Given request.
Pick out the lines below with "include" and list them.
--- BEGIN Data supplied ---
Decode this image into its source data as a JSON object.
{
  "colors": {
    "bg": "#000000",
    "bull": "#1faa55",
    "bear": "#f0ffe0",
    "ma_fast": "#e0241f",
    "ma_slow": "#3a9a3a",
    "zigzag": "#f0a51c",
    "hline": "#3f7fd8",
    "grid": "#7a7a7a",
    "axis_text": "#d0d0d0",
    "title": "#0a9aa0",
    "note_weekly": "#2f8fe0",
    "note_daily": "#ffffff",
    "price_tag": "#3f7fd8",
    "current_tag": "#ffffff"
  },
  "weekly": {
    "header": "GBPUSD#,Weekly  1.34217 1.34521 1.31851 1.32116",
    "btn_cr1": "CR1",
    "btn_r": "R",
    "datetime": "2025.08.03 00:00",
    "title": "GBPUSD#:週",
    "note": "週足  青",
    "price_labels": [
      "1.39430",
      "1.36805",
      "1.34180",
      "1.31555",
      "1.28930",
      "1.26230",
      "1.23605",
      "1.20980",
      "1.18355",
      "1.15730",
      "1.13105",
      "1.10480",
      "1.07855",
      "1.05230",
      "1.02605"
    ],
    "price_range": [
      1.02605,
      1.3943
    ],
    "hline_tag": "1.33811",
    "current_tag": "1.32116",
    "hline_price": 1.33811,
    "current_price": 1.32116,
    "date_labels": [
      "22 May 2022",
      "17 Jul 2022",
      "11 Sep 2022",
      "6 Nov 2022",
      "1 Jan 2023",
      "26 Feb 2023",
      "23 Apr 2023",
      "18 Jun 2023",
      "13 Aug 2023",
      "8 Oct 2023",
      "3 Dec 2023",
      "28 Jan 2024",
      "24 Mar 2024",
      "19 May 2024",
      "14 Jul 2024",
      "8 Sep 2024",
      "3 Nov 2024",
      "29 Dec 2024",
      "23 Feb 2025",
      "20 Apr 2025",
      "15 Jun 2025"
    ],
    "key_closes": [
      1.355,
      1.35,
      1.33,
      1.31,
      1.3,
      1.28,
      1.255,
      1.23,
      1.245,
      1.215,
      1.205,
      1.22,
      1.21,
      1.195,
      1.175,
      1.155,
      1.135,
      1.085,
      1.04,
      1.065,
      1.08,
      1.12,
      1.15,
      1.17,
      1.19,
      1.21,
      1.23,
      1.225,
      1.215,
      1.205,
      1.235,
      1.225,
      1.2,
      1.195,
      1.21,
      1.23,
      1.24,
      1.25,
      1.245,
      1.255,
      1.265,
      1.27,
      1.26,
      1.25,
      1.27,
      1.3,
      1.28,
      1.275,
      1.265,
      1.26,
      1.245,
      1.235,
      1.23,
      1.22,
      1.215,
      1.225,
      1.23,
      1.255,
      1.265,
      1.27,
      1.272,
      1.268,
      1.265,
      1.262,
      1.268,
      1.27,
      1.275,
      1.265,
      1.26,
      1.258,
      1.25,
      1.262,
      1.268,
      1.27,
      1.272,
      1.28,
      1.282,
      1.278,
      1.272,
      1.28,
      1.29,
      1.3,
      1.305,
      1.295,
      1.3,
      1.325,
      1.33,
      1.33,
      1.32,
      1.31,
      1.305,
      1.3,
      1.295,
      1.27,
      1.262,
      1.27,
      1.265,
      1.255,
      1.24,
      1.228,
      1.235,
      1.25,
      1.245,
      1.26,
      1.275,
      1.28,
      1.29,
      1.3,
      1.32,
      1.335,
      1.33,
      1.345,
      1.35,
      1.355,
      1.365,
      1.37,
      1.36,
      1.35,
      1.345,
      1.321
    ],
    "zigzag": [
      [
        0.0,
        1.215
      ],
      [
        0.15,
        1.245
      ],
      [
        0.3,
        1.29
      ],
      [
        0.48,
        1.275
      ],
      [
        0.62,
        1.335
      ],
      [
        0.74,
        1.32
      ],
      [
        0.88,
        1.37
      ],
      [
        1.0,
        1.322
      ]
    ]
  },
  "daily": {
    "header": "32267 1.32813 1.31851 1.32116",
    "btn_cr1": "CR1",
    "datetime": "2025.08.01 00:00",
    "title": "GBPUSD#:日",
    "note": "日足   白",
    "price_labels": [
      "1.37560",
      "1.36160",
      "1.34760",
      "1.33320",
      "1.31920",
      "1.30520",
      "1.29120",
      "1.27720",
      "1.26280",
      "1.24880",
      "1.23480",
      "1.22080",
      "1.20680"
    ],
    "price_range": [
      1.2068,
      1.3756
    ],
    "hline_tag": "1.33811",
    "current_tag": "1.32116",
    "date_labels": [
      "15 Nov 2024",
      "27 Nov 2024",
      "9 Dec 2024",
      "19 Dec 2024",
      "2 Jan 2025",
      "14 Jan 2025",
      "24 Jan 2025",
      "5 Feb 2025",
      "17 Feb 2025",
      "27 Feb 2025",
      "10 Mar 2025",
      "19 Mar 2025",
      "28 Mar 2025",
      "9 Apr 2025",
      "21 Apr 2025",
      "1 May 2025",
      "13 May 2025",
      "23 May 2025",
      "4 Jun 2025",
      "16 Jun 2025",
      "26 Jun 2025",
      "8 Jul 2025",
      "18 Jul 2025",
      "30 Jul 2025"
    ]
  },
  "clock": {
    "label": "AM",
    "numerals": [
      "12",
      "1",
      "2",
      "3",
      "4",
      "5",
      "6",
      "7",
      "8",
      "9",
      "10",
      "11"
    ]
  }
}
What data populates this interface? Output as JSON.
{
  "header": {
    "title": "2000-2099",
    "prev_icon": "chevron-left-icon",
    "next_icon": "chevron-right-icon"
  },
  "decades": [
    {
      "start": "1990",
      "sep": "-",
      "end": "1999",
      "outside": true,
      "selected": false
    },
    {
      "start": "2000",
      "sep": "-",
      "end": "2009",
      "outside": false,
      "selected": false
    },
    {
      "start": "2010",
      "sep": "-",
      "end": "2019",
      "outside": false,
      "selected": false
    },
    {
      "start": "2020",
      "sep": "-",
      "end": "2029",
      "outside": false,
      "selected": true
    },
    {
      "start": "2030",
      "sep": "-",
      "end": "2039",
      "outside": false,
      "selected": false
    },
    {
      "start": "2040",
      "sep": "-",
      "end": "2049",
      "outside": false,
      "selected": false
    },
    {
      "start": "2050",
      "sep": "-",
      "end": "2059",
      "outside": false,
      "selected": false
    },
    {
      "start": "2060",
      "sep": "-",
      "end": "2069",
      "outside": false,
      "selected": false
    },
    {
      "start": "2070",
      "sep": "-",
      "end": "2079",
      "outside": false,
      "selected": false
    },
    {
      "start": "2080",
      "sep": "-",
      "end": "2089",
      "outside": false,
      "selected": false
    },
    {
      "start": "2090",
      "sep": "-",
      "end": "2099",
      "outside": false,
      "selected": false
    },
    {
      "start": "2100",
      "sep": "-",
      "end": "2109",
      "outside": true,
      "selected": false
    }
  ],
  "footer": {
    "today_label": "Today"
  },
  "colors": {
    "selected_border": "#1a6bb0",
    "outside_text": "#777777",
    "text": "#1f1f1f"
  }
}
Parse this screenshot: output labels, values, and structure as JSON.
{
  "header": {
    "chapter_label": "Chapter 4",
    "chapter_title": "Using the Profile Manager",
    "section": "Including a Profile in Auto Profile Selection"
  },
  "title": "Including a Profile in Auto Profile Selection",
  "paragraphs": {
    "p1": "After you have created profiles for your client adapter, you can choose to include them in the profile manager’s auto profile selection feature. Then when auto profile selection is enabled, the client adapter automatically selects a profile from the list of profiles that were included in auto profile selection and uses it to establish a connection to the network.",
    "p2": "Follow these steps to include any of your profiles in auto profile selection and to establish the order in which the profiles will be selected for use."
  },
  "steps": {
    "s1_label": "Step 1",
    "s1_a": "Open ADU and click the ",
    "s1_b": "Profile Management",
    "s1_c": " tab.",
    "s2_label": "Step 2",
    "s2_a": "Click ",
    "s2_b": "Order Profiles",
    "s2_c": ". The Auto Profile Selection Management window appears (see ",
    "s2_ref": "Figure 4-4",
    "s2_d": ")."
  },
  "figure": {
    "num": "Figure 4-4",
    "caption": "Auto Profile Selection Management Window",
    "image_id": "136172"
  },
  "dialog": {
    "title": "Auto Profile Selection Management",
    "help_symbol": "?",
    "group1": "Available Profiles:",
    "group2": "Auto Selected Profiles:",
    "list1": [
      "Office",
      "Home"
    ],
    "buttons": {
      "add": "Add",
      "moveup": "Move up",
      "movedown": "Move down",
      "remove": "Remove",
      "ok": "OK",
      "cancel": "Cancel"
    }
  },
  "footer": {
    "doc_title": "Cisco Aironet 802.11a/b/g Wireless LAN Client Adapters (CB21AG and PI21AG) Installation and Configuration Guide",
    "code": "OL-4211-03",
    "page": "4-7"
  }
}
--- END Data supplied ---
Complete output.
    "p1": "After you have created profiles for your client adapter, you can choose to include them in the profile manager’s auto profile selection feature. Then when auto profile selection is enabled, the client adapter automatically selects a profile from the list of profiles that were included in auto profile selection and uses it to establish a connection to the network.",
    "p2": "Follow these steps to include any of your profiles in auto profile selection and to establish the order in which the profiles will be selected for use."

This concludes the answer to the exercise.